• [RECORDS FOR THIS EXERCISE]:
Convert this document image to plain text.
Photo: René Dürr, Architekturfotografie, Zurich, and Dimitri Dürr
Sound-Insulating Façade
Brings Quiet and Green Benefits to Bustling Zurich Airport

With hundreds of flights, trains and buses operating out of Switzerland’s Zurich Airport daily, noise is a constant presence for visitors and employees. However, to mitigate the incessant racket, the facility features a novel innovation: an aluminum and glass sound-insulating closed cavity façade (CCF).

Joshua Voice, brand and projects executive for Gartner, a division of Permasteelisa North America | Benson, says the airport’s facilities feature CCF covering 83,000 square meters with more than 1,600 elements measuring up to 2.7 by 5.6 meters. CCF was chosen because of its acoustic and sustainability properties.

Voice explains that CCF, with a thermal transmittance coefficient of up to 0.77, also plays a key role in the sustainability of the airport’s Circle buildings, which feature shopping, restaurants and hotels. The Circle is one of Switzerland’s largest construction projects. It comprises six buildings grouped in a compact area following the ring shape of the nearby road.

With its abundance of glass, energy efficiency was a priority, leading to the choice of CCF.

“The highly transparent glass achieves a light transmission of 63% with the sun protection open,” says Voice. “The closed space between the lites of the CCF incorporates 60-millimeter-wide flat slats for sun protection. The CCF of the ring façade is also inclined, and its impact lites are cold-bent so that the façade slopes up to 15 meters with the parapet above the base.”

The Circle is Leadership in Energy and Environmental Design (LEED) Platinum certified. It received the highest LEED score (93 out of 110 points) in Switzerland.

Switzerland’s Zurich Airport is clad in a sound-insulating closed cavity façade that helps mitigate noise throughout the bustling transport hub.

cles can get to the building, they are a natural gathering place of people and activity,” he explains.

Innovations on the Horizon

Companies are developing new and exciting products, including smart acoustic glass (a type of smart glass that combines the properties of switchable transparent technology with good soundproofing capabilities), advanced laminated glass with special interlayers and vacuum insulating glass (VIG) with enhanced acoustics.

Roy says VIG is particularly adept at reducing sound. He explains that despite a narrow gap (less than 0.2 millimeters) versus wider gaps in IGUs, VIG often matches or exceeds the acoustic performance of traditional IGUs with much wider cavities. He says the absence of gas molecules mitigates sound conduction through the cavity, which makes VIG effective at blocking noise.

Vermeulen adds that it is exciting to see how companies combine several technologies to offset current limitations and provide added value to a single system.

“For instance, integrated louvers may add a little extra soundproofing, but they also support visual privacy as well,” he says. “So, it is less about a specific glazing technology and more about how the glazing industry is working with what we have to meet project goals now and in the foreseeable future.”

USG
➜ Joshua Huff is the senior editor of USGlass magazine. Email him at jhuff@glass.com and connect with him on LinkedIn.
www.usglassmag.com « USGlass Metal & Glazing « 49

• [TASK TO CARRY OUT]: Set down the listing above in full, please, exactly as it appears.

• [OUTPUT]:
Convert this document image to plain text.
Photo: René Dürr, Architekturfotografie, Zurich, and Dimitri Dürr
Sound-Insulating Façade
Brings Quiet and Green Benefits to Bustling Zurich Airport

With hundreds of flights, trains and buses operating out of Switzerland’s Zurich Airport daily, noise is a constant presence for visitors and employees. However, to mitigate the incessant racket, the facility features a novel innovation: an aluminum and glass sound-insulating closed cavity façade (CCF).

Joshua Voice, brand and projects executive for Gartner, a division of Permasteelisa North America | Benson, says the airport’s facilities feature CCF covering 83,000 square meters with more than 1,600 elements measuring up to 2.7 by 5.6 meters. CCF was chosen because of its acoustic and sustainability properties.

Voice explains that CCF, with a thermal transmittance coefficient of up to 0.77, also plays a key role in the sustainability of the airport’s Circle buildings, which feature shopping, restaurants and hotels. The Circle is one of Switzerland’s largest construction projects. It comprises six buildings grouped in a compact area following the ring shape of the nearby road.

With its abundance of glass, energy efficiency was a priority, leading to the choice of CCF.

“The highly transparent glass achieves a light transmission of 63% with the sun protection open,” says Voice. “The closed space between the lites of the CCF incorporates 60-millimeter-wide flat slats for sun protection. The CCF of the ring façade is also inclined, and its impact lites are cold-bent so that the façade slopes up to 15 meters with the parapet above the base.”

The Circle is Leadership in Energy and Environmental Design (LEED) Platinum certified. It received the highest LEED score (93 out of 110 points) in Switzerland.

Switzerland’s Zurich Airport is clad in a sound-insulating closed cavity façade that helps mitigate noise throughout the bustling transport hub.

cles can get to the building, they are a natural gathering place of people and activity,” he explains.

Innovations on the Horizon

Companies are developing new and exciting products, including smart acoustic glass (a type of smart glass that combines the properties of switchable transparent technology with good soundproofing capabilities), advanced laminated glass with special interlayers and vacuum insulating glass (VIG) with enhanced acoustics.

Roy says VIG is particularly adept at reducing sound. He explains that despite a narrow gap (less than 0.2 millimeters) versus wider gaps in IGUs, VIG often matches or exceeds the acoustic performance of traditional IGUs with much wider cavities. He says the absence of gas molecules mitigates sound conduction through the cavity, which makes VIG effective at blocking noise.

Vermeulen adds that it is exciting to see how companies combine several technologies to offset current limitations and provide added value to a single system.

“For instance, integrated louvers may add a little extra soundproofing, but they also support visual privacy as well,” he says. “So, it is less about a specific glazing technology and more about how the glazing industry is working with what we have to meet project goals now and in the foreseeable future.”

USG
➜ Joshua Huff is the senior editor of USGlass magazine. Email him at jhuff@glass.com and connect with him on LinkedIn.
www.usglassmag.com « USGlass Metal & Glazing « 49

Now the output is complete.